## WHAT THE EXERCISE ASKS
Give every line of the material again, exactly as written.
★ ★ ★ ★ ★
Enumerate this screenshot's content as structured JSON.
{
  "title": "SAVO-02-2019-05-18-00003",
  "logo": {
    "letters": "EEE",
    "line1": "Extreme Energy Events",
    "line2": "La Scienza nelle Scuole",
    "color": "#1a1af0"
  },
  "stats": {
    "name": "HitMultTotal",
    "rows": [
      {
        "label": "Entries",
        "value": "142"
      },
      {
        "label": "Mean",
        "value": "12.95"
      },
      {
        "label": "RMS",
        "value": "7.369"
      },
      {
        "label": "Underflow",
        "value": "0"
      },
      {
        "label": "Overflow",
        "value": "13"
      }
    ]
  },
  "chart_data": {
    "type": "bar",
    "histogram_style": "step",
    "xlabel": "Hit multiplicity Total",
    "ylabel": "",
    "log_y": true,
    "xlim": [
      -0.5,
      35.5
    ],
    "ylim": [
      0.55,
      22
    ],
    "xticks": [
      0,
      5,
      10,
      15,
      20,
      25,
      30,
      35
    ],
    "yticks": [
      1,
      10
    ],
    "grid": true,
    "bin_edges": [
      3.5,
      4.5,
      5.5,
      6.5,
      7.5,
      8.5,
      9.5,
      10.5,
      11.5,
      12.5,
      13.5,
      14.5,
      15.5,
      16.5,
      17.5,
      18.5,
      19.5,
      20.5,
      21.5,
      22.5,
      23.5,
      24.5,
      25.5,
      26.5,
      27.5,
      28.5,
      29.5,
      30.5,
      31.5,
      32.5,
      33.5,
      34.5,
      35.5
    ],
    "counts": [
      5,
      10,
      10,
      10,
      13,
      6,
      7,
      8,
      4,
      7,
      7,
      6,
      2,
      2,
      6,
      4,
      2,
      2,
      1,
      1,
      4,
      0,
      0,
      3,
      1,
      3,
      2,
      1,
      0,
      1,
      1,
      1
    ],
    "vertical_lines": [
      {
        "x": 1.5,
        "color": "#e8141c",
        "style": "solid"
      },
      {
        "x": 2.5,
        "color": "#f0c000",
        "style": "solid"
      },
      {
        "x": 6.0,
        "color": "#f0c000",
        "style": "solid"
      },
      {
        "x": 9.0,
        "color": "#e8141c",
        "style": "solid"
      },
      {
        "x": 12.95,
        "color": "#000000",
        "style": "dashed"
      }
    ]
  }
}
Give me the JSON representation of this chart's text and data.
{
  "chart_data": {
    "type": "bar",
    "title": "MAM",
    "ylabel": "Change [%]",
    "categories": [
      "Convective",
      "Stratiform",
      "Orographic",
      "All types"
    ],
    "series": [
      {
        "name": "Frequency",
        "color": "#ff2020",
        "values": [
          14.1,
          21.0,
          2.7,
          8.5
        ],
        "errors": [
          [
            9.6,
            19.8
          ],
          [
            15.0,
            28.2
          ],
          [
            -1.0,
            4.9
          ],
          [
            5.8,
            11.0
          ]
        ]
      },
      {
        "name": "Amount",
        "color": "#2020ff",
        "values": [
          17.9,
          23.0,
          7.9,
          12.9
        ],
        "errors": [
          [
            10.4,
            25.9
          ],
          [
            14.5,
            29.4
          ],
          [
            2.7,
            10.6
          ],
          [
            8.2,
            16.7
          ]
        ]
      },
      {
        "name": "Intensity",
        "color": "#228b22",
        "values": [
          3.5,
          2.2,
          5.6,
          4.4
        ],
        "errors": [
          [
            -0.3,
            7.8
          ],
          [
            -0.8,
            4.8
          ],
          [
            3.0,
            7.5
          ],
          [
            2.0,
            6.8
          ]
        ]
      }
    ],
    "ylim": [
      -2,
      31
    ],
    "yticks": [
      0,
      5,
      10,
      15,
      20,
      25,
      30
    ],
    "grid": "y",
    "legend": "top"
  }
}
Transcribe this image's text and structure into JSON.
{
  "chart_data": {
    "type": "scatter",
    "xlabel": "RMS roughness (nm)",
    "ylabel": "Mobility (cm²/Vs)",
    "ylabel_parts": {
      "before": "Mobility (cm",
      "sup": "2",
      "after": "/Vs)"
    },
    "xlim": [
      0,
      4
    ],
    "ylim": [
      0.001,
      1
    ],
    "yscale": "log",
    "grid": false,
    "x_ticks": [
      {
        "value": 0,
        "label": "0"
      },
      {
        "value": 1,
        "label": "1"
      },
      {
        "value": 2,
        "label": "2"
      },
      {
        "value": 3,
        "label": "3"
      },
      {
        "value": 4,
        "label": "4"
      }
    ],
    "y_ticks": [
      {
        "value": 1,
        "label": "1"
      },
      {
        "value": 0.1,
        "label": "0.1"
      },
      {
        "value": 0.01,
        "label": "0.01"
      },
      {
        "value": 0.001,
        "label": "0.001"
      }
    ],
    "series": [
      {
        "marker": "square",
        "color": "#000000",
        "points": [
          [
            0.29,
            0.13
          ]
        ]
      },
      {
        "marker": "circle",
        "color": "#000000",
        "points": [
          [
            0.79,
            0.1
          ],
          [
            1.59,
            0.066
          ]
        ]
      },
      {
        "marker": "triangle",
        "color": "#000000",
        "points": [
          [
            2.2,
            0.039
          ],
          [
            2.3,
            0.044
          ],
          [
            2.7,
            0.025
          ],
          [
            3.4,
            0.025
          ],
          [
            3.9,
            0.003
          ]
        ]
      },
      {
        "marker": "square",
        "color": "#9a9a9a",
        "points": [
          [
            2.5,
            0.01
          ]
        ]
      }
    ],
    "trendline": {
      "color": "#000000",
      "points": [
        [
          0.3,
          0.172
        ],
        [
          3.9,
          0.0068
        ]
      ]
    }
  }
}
★ ★ ★ ★ ★
## SOLUTION TO THIS EXERCISE
Enumerate this screenshot's content as structured JSON.
{
  "title": "SAVO-02-2019-05-18-00003",
  "logo": {
    "letters": "EEE",
    "line1": "Extreme Energy Events",
    "line2": "La Scienza nelle Scuole",
    "color": "#1a1af0"
  },
  "stats": {
    "name": "HitMultTotal",
    "rows": [
      {
        "label": "Entries",
        "value": "142"
      },
      {
        "label": "Mean",
        "value": "12.95"
      },
      {
        "label": "RMS",
        "value": "7.369"
      },
      {
        "label": "Underflow",
        "value": "0"
      },
      {
        "label": "Overflow",
        "value": "13"
      }
    ]
  },
  "chart_data": {
    "type": "bar",
    "histogram_style": "step",
    "xlabel": "Hit multiplicity Total",
    "ylabel": "",
    "log_y": true,
    "xlim": [
      -0.5,
      35.5
    ],
    "ylim": [
      0.55,
      22
    ],
    "xticks": [
      0,
      5,
      10,
      15,
      20,
      25,
      30,
      35
    ],
    "yticks": [
      1,
      10
    ],
    "grid": true,
    "bin_edges": [
      3.5,
      4.5,
      5.5,
      6.5,
      7.5,
      8.5,
      9.5,
      10.5,
      11.5,
      12.5,
      13.5,
      14.5,
      15.5,
      16.5,
      17.5,
      18.5,
      19.5,
      20.5,
      21.5,
      22.5,
      23.5,
      24.5,
      25.5,
      26.5,
      27.5,
      28.5,
      29.5,
      30.5,
      31.5,
      32.5,
      33.5,
      34.5,
      35.5
    ],
    "counts": [
      5,
      10,
      10,
      10,
      13,
      6,
      7,
      8,
      4,
      7,
      7,
      6,
      2,
      2,
      6,
      4,
      2,
      2,
      1,
      1,
      4,
      0,
      0,
      3,
      1,
      3,
      2,
      1,
      0,
      1,
      1,
      1
    ],
    "vertical_lines": [
      {
        "x": 1.5,
        "color": "#e8141c",
        "style": "solid"
      },
      {
        "x": 2.5,
        "color": "#f0c000",
        "style": "solid"
      },
      {
        "x": 6.0,
        "color": "#f0c000",
        "style": "solid"
      },
      {
        "x": 9.0,
        "color": "#e8141c",
        "style": "solid"
      },
      {
        "x": 12.95,
        "color": "#000000",
        "style": "dashed"
      }
    ]
  }
}
Give me the JSON representation of this chart's text and data.
{
  "chart_data": {
    "type": "bar",
    "title": "MAM",
    "ylabel": "Change [%]",
    "categories": [
      "Convective",
      "Stratiform",
      "Orographic",
      "All types"
    ],
    "series": [
      {
        "name": "Frequency",
        "color": "#ff2020",
        "values": [
          14.1,
          21.0,
          2.7,
          8.5
        ],
        "errors": [
          [
            9.6,
            19.8
          ],
          [
            15.0,
            28.2
          ],
          [
            -1.0,
            4.9
          ],
          [
            5.8,
            11.0
          ]
        ]
      },
      {
        "name": "Amount",
        "color": "#2020ff",
        "values": [
          17.9,
          23.0,
          7.9,
          12.9
        ],
        "errors": [
          [
            10.4,
            25.9
          ],
          [
            14.5,
            29.4
          ],
          [
            2.7,
            10.6
          ],
          [
            8.2,
            16.7
          ]
        ]
      },
      {
        "name": "Intensity",
        "color": "#228b22",
        "values": [
          3.5,
          2.2,
          5.6,
          4.4
        ],
        "errors": [
          [
            -0.3,
            7.8
          ],
          [
            -0.8,
            4.8
          ],
          [
            3.0,
            7.5
          ],
          [
            2.0,
            6.8
          ]
        ]
      }
    ],
    "ylim": [
      -2,
      31
    ],
    "yticks": [
      0,
      5,
      10,
      15,
      20,
      25,
      30
    ],
    "grid": "y",
    "legend": "top"
  }
}
Transcribe this image's text and structure into JSON.
{
  "chart_data": {
    "type": "scatter",
    "xlabel": "RMS roughness (nm)",
    "ylabel": "Mobility (cm²/Vs)",
    "ylabel_parts": {
      "before": "Mobility (cm",
      "sup": "2",
      "after": "/Vs)"
    },
    "xlim": [
      0,
      4
    ],
    "ylim": [
      0.001,
      1
    ],
    "yscale": "log",
    "grid": false,
    "x_ticks": [
      {
        "value": 0,
        "label": "0"
      },
      {
        "value": 1,
        "label": "1"
      },
      {
        "value": 2,
        "label": "2"
      },
      {
        "value": 3,
        "label": "3"
      },
      {
        "value": 4,
        "label": "4"
      }
    ],
    "y_ticks": [
      {
        "value": 1,
        "label": "1"
      },
      {
        "value": 0.1,
        "label": "0.1"
      },
      {
        "value": 0.01,
        "label": "0.01"
      },
      {
        "value": 0.001,
        "label": "0.001"
      }
    ],
    "series": [
      {
        "marker": "square",
        "color": "#000000",
        "points": [
          [
            0.29,
            0.13
          ]
        ]
      },
      {
        "marker": "circle",
        "color": "#000000",
        "points": [
          [
            0.79,
            0.1
          ],
          [
            1.59,
            0.066
          ]
        ]
      },
      {
        "marker": "triangle",
        "color": "#000000",
        "points": [
          [
            2.2,
            0.039
          ],
          [
            2.3,
            0.044
          ],
          [
            2.7,
            0.025
          ],
          [
            3.4,
            0.025
          ],
          [
            3.9,
            0.003
          ]
        ]
      },
      {
        "marker": "square",
        "color": "#9a9a9a",
        "points": [
          [
            2.5,
            0.01
          ]
        ]
      }
    ],
    "trendline": {
      "color": "#000000",
      "points": [
        [
          0.3,
          0.172
        ],
        [
          3.9,
          0.0068
        ]
      ]
    }
  }
}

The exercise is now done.